** Data excerpts **
◆ ◆ ◆ ◆
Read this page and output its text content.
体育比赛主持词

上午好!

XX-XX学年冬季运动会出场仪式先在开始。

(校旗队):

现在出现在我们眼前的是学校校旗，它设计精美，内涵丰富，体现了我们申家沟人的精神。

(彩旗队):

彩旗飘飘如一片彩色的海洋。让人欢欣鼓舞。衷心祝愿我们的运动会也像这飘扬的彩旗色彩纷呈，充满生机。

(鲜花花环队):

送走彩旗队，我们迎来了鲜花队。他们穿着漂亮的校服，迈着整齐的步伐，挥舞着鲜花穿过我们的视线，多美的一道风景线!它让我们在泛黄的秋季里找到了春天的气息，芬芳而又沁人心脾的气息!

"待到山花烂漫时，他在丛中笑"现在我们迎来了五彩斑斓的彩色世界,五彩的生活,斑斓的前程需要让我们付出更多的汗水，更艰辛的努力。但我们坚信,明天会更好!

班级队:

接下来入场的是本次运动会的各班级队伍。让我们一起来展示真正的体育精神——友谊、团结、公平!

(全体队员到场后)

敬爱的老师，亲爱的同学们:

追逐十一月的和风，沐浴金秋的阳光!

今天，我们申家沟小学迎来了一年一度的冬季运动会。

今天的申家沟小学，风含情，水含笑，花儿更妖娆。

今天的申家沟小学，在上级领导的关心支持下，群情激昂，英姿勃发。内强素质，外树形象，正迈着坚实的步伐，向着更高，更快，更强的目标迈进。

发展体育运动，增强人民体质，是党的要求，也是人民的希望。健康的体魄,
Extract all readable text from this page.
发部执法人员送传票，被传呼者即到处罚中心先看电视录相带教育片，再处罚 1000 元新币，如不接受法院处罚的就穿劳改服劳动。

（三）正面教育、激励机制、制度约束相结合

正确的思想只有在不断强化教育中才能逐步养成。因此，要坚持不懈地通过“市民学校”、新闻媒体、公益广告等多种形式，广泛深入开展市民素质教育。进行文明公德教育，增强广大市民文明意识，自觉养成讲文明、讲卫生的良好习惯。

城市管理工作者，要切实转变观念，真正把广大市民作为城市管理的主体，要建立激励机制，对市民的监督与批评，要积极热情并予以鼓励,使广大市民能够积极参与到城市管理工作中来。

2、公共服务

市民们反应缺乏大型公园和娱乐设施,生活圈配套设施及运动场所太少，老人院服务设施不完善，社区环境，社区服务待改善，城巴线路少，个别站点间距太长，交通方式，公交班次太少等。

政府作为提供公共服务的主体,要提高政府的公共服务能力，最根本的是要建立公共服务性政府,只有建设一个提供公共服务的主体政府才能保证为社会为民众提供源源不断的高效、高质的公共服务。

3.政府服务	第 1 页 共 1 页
◆ ◆ ◆ ◆
** Stated exercise **
Repeat the data precisely, line by line.

** Answer to the exercise **
Read this page and output its text content.
体育比赛主持词

上午好!

XX-XX学年冬季运动会出场仪式先在开始。

(校旗队):

现在出现在我们眼前的是学校校旗，它设计精美，内涵丰富，体现了我们申家沟人的精神。

(彩旗队):

彩旗飘飘如一片彩色的海洋。让人欢欣鼓舞。衷心祝愿我们的运动会也像这飘扬的彩旗色彩纷呈，充满生机。

(鲜花花环队):

送走彩旗队，我们迎来了鲜花队。他们穿着漂亮的校服，迈着整齐的步伐，挥舞着鲜花穿过我们的视线，多美的一道风景线!它让我们在泛黄的秋季里找到了春天的气息，芬芳而又沁人心脾的气息!

"待到山花烂漫时，他在丛中笑"现在我们迎来了五彩斑斓的彩色世界,五彩的生活,斑斓的前程需要让我们付出更多的汗水，更艰辛的努力。但我们坚信,明天会更好!

班级队:

接下来入场的是本次运动会的各班级队伍。让我们一起来展示真正的体育精神——友谊、团结、公平!

(全体队员到场后)

敬爱的老师，亲爱的同学们:

追逐十一月的和风，沐浴金秋的阳光!

今天，我们申家沟小学迎来了一年一度的冬季运动会。

今天的申家沟小学，风含情，水含笑，花儿更妖娆。

今天的申家沟小学，在上级领导的关心支持下，群情激昂，英姿勃发。内强素质，外树形象，正迈着坚实的步伐，向着更高，更快，更强的目标迈进。

发展体育运动，增强人民体质，是党的要求，也是人民的希望。健康的体魄,
Extract all readable text from this page.
发部执法人员送传票，被传呼者即到处罚中心先看电视录相带教育片，再处罚 1000 元新币，如不接受法院处罚的就穿劳改服劳动。

（三）正面教育、激励机制、制度约束相结合

正确的思想只有在不断强化教育中才能逐步养成。因此，要坚持不懈地通过“市民学校”、新闻媒体、公益广告等多种形式，广泛深入开展市民素质教育。进行文明公德教育，增强广大市民文明意识，自觉养成讲文明、讲卫生的良好习惯。

城市管理工作者，要切实转变观念，真正把广大市民作为城市管理的主体，要建立激励机制，对市民的监督与批评，要积极热情并予以鼓励,使广大市民能够积极参与到城市管理工作中来。

2、公共服务

市民们反应缺乏大型公园和娱乐设施,生活圈配套设施及运动场所太少，老人院服务设施不完善，社区环境，社区服务待改善，城巴线路少，个别站点间距太长，交通方式，公交班次太少等。

政府作为提供公共服务的主体,要提高政府的公共服务能力，最根本的是要建立公共服务性政府,只有建设一个提供公共服务的主体政府才能保证为社会为民众提供源源不断的高效、高质的公共服务。

3.政府服务	第 1 页 共 1 页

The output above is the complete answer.